- _Instructions for the task_
Copy out all the records, word for word.

___ Data to use ___

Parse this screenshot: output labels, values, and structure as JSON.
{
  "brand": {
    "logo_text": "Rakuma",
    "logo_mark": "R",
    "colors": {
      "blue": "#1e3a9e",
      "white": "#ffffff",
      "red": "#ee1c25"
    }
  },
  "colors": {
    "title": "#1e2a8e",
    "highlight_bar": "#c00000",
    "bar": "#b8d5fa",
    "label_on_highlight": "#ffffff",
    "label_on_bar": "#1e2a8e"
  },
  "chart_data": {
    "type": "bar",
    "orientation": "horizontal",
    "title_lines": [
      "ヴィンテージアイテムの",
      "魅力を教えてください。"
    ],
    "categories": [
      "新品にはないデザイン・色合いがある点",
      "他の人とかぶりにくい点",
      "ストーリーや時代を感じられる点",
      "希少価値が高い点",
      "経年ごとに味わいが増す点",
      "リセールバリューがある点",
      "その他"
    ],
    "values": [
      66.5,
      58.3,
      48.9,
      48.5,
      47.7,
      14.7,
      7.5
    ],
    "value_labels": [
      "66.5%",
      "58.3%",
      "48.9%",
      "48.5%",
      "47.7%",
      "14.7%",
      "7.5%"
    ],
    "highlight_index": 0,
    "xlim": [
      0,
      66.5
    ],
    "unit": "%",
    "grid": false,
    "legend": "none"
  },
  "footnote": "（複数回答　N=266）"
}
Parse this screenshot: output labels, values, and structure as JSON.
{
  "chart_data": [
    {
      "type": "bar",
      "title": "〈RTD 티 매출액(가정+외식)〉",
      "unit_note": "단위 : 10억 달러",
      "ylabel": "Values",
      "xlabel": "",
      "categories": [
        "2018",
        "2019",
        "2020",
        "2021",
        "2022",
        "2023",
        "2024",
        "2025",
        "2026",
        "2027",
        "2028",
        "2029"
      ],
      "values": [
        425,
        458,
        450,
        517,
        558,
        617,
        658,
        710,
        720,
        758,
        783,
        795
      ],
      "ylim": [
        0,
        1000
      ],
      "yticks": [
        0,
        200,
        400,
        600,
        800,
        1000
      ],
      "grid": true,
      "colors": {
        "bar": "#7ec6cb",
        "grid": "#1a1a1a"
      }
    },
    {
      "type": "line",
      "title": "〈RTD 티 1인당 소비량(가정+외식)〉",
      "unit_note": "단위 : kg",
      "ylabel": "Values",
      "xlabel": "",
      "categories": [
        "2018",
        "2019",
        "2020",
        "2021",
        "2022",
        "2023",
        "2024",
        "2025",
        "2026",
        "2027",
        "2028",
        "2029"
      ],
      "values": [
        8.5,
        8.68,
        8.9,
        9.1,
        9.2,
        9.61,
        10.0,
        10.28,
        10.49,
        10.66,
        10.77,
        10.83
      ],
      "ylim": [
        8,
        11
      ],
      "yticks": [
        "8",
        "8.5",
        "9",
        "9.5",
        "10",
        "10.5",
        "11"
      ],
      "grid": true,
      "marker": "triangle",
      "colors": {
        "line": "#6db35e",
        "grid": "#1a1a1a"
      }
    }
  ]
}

___

- _Reply to the exercise_
Parse this screenshot: output labels, values, and structure as JSON.
{
  "brand": {
    "logo_text": "Rakuma",
    "logo_mark": "R",
    "colors": {
      "blue": "#1e3a9e",
      "white": "#ffffff",
      "red": "#ee1c25"
    }
  },
  "colors": {
    "title": "#1e2a8e",
    "highlight_bar": "#c00000",
    "bar": "#b8d5fa",
    "label_on_highlight": "#ffffff",
    "label_on_bar": "#1e2a8e"
  },
  "chart_data": {
    "type": "bar",
    "orientation": "horizontal",
    "title_lines": [
      "ヴィンテージアイテムの",
      "魅力を教えてください。"
    ],
    "categories": [
      "新品にはないデザイン・色合いがある点",
      "他の人とかぶりにくい点",
      "ストーリーや時代を感じられる点",
      "希少価値が高い点",
      "経年ごとに味わいが増す点",
      "リセールバリューがある点",
      "その他"
    ],
    "values": [
      66.5,
      58.3,
      48.9,
      48.5,
      47.7,
      14.7,
      7.5
    ],
    "value_labels": [
      "66.5%",
      "58.3%",
      "48.9%",
      "48.5%",
      "47.7%",
      "14.7%",
      "7.5%"
    ],
    "highlight_index": 0,
    "xlim": [
      0,
      66.5
    ],
    "unit": "%",
    "grid": false,
    "legend": "none"
  },
  "footnote": "（複数回答　N=266）"
}
Parse this screenshot: output labels, values, and structure as JSON.
{
  "chart_data": [
    {
      "type": "bar",
      "title": "〈RTD 티 매출액(가정+외식)〉",
      "unit_note": "단위 : 10억 달러",
      "ylabel": "Values",
      "xlabel": "",
      "categories": [
        "2018",
        "2019",
        "2020",
        "2021",
        "2022",
        "2023",
        "2024",
        "2025",
        "2026",
        "2027",
        "2028",
        "2029"
      ],
      "values": [
        425,
        458,
        450,
        517,
        558,
        617,
        658,
        710,
        720,
        758,
        783,
        795
      ],
      "ylim": [
        0,
        1000
      ],
      "yticks": [
        0,
        200,
        400,
        600,
        800,
        1000
      ],
      "grid": true,
      "colors": {
        "bar": "#7ec6cb",
        "grid": "#1a1a1a"
      }
    },
    {
      "type": "line",
      "title": "〈RTD 티 1인당 소비량(가정+외식)〉",
      "unit_note": "단위 : kg",
      "ylabel": "Values",
      "xlabel": "",
      "categories": [
        "2018",
        "2019",
        "2020",
        "2021",
        "2022",
        "2023",
        "2024",
        "2025",
        "2026",
        "2027",
        "2028",
        "2029"
      ],
      "values": [
        8.5,
        8.68,
        8.9,
        9.1,
        9.2,
        9.61,
        10.0,
        10.28,
        10.49,
        10.66,
        10.77,
        10.83
      ],
      "ylim": [
        8,
        11
      ],
      "yticks": [
        "8",
        "8.5",
        "9",
        "9.5",
        "10",
        "10.5",
        "11"
      ],
      "grid": true,
      "marker": "triangle",
      "colors": {
        "line": "#6db35e",
        "grid": "#1a1a1a"
      }
    }
  ]
}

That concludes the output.